### Work instructions
Identify all lines in the data containing the string "limited". Copy them out.
[Start]
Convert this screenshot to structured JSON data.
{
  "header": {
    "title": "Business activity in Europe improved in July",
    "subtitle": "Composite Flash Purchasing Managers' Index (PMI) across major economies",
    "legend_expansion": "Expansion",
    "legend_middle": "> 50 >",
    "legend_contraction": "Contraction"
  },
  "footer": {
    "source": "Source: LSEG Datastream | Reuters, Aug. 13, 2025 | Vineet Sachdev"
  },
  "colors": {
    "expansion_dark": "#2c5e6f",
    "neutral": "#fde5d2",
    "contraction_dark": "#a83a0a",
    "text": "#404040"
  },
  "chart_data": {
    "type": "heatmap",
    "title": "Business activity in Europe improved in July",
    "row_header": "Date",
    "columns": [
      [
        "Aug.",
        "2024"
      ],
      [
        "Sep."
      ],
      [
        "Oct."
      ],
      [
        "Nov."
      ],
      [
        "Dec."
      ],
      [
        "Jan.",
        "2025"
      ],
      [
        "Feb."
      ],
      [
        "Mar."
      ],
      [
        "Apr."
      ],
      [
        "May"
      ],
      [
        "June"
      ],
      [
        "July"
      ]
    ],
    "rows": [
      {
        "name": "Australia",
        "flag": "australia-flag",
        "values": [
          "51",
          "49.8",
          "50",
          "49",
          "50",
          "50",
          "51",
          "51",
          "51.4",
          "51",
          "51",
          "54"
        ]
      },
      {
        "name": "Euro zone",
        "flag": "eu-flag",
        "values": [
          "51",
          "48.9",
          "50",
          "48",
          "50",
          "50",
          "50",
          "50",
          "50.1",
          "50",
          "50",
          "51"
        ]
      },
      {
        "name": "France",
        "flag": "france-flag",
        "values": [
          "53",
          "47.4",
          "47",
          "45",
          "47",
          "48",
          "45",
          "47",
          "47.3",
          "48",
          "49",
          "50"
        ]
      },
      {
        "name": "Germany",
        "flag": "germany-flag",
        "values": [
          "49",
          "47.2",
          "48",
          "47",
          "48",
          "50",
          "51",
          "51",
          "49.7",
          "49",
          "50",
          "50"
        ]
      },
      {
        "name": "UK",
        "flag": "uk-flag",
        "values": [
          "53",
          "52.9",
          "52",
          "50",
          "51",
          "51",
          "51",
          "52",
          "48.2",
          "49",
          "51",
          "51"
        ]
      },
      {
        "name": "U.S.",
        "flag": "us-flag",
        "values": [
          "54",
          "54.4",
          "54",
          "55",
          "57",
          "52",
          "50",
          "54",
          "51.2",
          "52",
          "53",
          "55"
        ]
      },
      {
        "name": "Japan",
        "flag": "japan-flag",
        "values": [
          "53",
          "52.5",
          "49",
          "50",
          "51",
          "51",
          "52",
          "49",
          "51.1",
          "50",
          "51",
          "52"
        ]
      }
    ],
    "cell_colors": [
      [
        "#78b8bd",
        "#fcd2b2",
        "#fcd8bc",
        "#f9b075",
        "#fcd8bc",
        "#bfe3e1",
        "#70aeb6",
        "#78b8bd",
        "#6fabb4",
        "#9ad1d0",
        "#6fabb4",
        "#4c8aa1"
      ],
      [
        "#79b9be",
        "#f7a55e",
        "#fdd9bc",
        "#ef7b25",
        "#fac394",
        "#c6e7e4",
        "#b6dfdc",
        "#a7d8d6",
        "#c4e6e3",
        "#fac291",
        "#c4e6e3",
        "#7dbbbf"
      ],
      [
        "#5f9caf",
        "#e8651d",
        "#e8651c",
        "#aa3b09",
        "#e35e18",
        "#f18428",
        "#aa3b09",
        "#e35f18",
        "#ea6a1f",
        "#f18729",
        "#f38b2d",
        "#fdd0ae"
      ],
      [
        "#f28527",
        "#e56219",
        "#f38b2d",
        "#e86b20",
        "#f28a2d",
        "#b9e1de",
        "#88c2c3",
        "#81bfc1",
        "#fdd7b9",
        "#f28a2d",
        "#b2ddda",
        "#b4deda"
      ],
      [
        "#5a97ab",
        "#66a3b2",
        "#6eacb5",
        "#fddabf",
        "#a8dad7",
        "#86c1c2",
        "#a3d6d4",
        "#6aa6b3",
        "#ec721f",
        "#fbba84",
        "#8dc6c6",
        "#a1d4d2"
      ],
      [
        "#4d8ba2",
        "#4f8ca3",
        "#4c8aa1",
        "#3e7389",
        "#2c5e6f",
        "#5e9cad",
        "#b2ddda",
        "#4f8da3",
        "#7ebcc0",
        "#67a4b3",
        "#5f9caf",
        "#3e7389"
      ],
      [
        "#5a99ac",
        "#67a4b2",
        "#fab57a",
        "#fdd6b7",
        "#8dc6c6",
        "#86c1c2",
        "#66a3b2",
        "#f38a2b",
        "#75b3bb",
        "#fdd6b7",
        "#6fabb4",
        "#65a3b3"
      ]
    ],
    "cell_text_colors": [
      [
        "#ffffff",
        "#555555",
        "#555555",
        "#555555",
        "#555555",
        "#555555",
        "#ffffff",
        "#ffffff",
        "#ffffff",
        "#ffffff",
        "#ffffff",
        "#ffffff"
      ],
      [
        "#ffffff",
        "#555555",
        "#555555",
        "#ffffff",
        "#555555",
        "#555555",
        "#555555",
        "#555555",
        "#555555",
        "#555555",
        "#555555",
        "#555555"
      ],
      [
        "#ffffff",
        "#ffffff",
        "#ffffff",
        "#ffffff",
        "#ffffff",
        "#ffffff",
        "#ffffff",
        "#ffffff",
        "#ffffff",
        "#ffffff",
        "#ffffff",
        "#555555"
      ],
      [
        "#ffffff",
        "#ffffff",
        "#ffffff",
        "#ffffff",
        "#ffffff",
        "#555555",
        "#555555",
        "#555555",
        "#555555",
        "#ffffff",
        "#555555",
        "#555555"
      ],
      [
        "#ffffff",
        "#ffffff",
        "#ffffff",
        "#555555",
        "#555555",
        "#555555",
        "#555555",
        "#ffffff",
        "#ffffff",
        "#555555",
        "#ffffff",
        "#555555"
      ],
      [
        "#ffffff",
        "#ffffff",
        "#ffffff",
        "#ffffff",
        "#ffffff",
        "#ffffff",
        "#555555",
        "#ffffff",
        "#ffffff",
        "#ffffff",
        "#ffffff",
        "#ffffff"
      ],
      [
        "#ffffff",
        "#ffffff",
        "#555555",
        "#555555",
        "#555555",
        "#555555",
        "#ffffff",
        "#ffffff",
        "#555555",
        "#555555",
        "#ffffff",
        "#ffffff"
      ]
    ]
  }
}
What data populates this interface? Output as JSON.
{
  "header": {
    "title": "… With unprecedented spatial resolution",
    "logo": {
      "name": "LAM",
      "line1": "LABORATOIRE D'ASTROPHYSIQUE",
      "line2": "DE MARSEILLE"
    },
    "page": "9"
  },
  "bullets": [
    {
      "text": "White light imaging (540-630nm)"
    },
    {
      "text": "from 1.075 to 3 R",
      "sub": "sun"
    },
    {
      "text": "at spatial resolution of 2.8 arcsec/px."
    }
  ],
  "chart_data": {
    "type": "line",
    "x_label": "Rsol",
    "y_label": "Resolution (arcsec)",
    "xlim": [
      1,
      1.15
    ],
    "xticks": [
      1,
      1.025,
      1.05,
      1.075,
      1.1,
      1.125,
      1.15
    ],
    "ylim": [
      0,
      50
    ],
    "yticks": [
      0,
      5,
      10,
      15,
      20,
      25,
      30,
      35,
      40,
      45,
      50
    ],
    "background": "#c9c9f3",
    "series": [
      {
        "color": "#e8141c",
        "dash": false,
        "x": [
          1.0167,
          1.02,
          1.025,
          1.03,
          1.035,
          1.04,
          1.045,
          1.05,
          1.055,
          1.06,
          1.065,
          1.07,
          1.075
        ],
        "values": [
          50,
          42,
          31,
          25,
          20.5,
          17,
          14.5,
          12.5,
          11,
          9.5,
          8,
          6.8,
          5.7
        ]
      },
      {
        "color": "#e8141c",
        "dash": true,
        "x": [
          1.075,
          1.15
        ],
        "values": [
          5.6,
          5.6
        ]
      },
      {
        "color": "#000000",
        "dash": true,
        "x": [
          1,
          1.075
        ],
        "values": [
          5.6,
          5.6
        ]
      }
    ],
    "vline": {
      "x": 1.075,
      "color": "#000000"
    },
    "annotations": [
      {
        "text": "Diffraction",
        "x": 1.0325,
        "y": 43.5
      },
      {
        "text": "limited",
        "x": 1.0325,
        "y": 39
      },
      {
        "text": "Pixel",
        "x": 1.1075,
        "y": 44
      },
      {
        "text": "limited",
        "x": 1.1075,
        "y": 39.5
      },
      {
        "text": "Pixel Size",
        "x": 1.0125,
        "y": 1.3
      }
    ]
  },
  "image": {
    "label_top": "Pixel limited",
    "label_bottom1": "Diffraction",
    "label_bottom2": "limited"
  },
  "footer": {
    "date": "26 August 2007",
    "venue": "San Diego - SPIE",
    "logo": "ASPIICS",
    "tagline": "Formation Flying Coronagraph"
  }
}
[End]
### Task output
        "text": "limited",
        "text": "limited",
    "label_top": "Pixel limited",
    "label_bottom2": "limited"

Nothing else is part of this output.